··· Data for this task
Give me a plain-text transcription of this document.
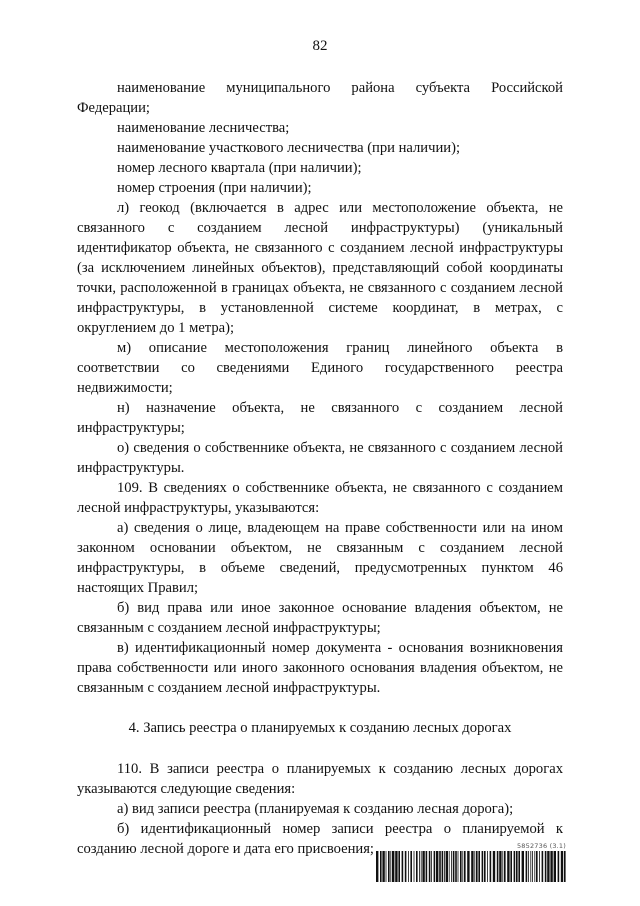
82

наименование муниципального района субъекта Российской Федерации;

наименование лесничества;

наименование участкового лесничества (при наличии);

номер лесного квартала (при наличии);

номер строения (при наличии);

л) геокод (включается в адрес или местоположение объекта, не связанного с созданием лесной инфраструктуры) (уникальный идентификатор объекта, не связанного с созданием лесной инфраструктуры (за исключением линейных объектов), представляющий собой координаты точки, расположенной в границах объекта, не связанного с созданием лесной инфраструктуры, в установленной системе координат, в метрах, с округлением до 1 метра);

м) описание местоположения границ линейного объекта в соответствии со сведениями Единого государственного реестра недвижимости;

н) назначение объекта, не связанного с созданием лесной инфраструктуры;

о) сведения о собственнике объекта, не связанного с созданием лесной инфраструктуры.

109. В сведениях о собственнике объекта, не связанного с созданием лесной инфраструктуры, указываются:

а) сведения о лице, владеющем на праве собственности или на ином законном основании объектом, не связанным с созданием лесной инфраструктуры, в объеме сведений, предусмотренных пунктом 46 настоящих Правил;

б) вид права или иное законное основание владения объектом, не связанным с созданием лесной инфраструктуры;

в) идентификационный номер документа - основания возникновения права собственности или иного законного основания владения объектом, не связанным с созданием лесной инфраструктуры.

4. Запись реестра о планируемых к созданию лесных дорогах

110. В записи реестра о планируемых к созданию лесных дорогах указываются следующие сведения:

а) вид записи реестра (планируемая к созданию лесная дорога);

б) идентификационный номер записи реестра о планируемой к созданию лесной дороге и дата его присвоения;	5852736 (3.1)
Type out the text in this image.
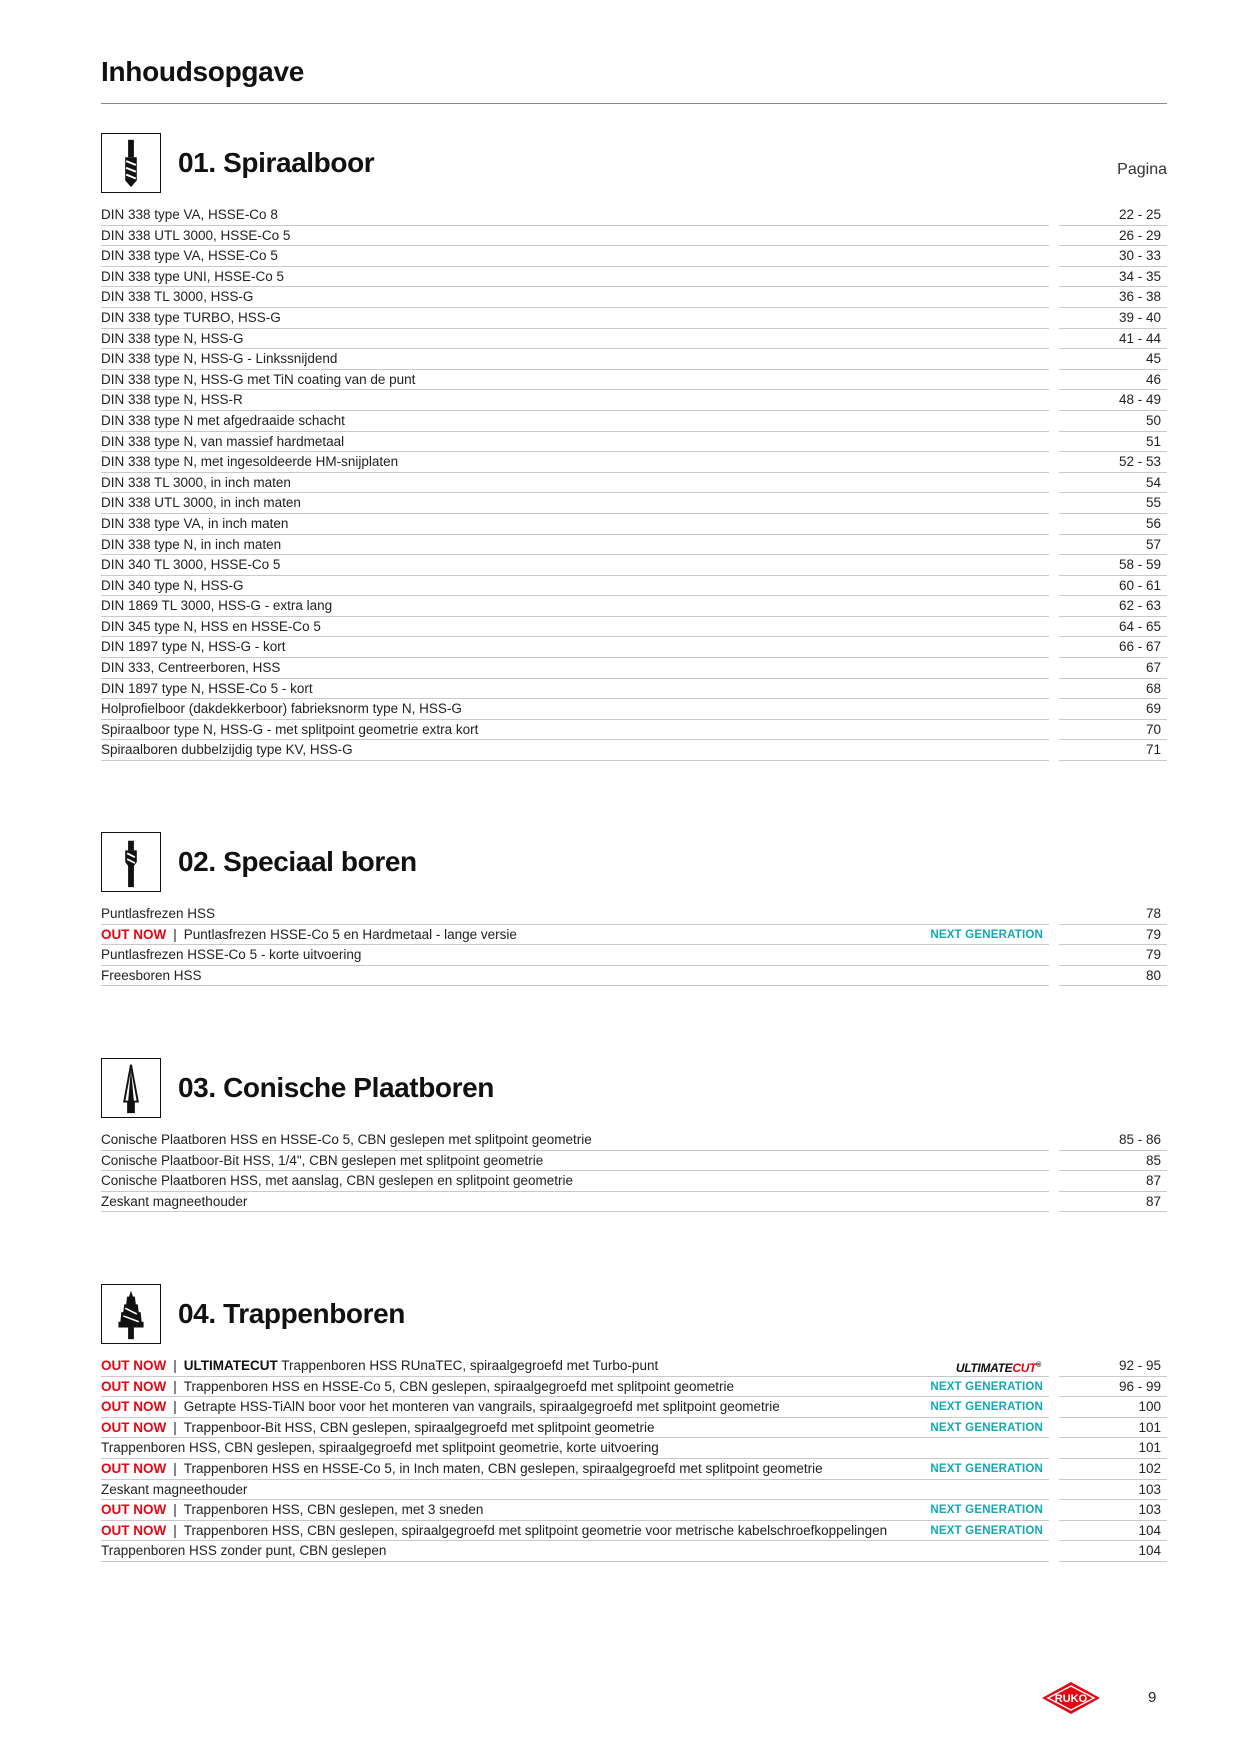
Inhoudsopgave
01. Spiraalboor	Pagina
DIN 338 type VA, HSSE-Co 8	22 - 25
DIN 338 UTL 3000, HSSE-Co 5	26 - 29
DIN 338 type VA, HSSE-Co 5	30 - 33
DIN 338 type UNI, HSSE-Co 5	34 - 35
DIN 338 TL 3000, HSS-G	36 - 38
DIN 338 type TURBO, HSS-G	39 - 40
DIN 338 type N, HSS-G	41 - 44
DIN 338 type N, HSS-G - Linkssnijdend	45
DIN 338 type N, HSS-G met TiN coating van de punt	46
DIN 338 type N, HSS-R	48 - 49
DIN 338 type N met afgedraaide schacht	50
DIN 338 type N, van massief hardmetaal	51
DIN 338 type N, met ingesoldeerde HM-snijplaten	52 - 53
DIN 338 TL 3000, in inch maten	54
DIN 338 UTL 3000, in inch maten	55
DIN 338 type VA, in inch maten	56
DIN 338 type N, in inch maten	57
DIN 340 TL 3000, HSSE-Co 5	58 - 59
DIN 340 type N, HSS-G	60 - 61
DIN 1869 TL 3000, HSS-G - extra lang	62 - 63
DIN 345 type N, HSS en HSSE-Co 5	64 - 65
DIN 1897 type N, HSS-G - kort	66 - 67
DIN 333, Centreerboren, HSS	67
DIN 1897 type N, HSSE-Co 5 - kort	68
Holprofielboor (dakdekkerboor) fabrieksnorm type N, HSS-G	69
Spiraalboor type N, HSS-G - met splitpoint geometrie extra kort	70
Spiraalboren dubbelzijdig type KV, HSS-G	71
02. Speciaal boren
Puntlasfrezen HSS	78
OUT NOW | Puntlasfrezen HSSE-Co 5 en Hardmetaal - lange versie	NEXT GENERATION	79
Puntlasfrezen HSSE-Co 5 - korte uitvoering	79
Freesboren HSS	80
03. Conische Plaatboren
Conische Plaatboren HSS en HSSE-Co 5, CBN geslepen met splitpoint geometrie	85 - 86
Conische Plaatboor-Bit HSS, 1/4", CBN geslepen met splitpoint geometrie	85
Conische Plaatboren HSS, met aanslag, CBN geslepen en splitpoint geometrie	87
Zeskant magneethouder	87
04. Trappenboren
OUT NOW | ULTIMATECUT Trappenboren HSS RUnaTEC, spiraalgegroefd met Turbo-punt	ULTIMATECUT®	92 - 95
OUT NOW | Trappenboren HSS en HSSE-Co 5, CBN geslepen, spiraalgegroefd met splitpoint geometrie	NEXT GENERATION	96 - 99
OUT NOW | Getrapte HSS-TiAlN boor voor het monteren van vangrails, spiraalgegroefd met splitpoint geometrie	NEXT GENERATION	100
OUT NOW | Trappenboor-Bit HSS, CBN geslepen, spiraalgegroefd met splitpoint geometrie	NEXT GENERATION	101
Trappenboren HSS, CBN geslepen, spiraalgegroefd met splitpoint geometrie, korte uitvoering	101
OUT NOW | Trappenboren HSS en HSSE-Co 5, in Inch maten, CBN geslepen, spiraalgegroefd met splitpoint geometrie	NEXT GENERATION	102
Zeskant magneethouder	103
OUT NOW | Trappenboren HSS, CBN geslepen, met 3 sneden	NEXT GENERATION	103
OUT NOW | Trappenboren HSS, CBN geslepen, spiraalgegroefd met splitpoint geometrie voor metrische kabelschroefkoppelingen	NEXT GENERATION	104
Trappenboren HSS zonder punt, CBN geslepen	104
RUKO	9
······
Set problem:
Go through the material above and print all of it exactly, except the pictures.

Solution to the problem:
Give me a plain-text transcription of this document.
82

наименование муниципального района субъекта Российской Федерации;

наименование лесничества;

наименование участкового лесничества (при наличии);

номер лесного квартала (при наличии);

номер строения (при наличии);

л) геокод (включается в адрес или местоположение объекта, не связанного с созданием лесной инфраструктуры) (уникальный идентификатор объекта, не связанного с созданием лесной инфраструктуры (за исключением линейных объектов), представляющий собой координаты точки, расположенной в границах объекта, не связанного с созданием лесной инфраструктуры, в установленной системе координат, в метрах, с округлением до 1 метра);

м) описание местоположения границ линейного объекта в соответствии со сведениями Единого государственного реестра недвижимости;

н) назначение объекта, не связанного с созданием лесной инфраструктуры;

о) сведения о собственнике объекта, не связанного с созданием лесной инфраструктуры.

109. В сведениях о собственнике объекта, не связанного с созданием лесной инфраструктуры, указываются:

а) сведения о лице, владеющем на праве собственности или на ином законном основании объектом, не связанным с созданием лесной инфраструктуры, в объеме сведений, предусмотренных пунктом 46 настоящих Правил;

б) вид права или иное законное основание владения объектом, не связанным с созданием лесной инфраструктуры;

в) идентификационный номер документа - основания возникновения права собственности или иного законного основания владения объектом, не связанным с созданием лесной инфраструктуры.

4. Запись реестра о планируемых к созданию лесных дорогах

110. В записи реестра о планируемых к созданию лесных дорогах указываются следующие сведения:

а) вид записи реестра (планируемая к созданию лесная дорога);

б) идентификационный номер записи реестра о планируемой к созданию лесной дороге и дата его присвоения;	5852736 (3.1)
Type out the text in this image.
Inhoudsopgave
01. Spiraalboor	Pagina
DIN 338 type VA, HSSE-Co 8	22 - 25
DIN 338 UTL 3000, HSSE-Co 5	26 - 29
DIN 338 type VA, HSSE-Co 5	30 - 33
DIN 338 type UNI, HSSE-Co 5	34 - 35
DIN 338 TL 3000, HSS-G	36 - 38
DIN 338 type TURBO, HSS-G	39 - 40
DIN 338 type N, HSS-G	41 - 44
DIN 338 type N, HSS-G - Linkssnijdend	45
DIN 338 type N, HSS-G met TiN coating van de punt	46
DIN 338 type N, HSS-R	48 - 49
DIN 338 type N met afgedraaide schacht	50
DIN 338 type N, van massief hardmetaal	51
DIN 338 type N, met ingesoldeerde HM-snijplaten	52 - 53
DIN 338 TL 3000, in inch maten	54
DIN 338 UTL 3000, in inch maten	55
DIN 338 type VA, in inch maten	56
DIN 338 type N, in inch maten	57
DIN 340 TL 3000, HSSE-Co 5	58 - 59
DIN 340 type N, HSS-G	60 - 61
DIN 1869 TL 3000, HSS-G - extra lang	62 - 63
DIN 345 type N, HSS en HSSE-Co 5	64 - 65
DIN 1897 type N, HSS-G - kort	66 - 67
DIN 333, Centreerboren, HSS	67
DIN 1897 type N, HSSE-Co 5 - kort	68
Holprofielboor (dakdekkerboor) fabrieksnorm type N, HSS-G	69
Spiraalboor type N, HSS-G - met splitpoint geometrie extra kort	70
Spiraalboren dubbelzijdig type KV, HSS-G	71
02. Speciaal boren
Puntlasfrezen HSS	78
OUT NOW | Puntlasfrezen HSSE-Co 5 en Hardmetaal - lange versie	NEXT GENERATION	79
Puntlasfrezen HSSE-Co 5 - korte uitvoering	79
Freesboren HSS	80
03. Conische Plaatboren
Conische Plaatboren HSS en HSSE-Co 5, CBN geslepen met splitpoint geometrie	85 - 86
Conische Plaatboor-Bit HSS, 1/4", CBN geslepen met splitpoint geometrie	85
Conische Plaatboren HSS, met aanslag, CBN geslepen en splitpoint geometrie	87
Zeskant magneethouder	87
04. Trappenboren
OUT NOW | ULTIMATECUT Trappenboren HSS RUnaTEC, spiraalgegroefd met Turbo-punt	ULTIMATECUT®	92 - 95
OUT NOW | Trappenboren HSS en HSSE-Co 5, CBN geslepen, spiraalgegroefd met splitpoint geometrie	NEXT GENERATION	96 - 99
OUT NOW | Getrapte HSS-TiAlN boor voor het monteren van vangrails, spiraalgegroefd met splitpoint geometrie	NEXT GENERATION	100
OUT NOW | Trappenboor-Bit HSS, CBN geslepen, spiraalgegroefd met splitpoint geometrie	NEXT GENERATION	101
Trappenboren HSS, CBN geslepen, spiraalgegroefd met splitpoint geometrie, korte uitvoering	101
OUT NOW | Trappenboren HSS en HSSE-Co 5, in Inch maten, CBN geslepen, spiraalgegroefd met splitpoint geometrie	NEXT GENERATION	102
Zeskant magneethouder	103
OUT NOW | Trappenboren HSS, CBN geslepen, met 3 sneden	NEXT GENERATION	103
OUT NOW | Trappenboren HSS, CBN geslepen, spiraalgegroefd met splitpoint geometrie voor metrische kabelschroefkoppelingen	NEXT GENERATION	104
Trappenboren HSS zonder punt, CBN geslepen	104
RUKO	9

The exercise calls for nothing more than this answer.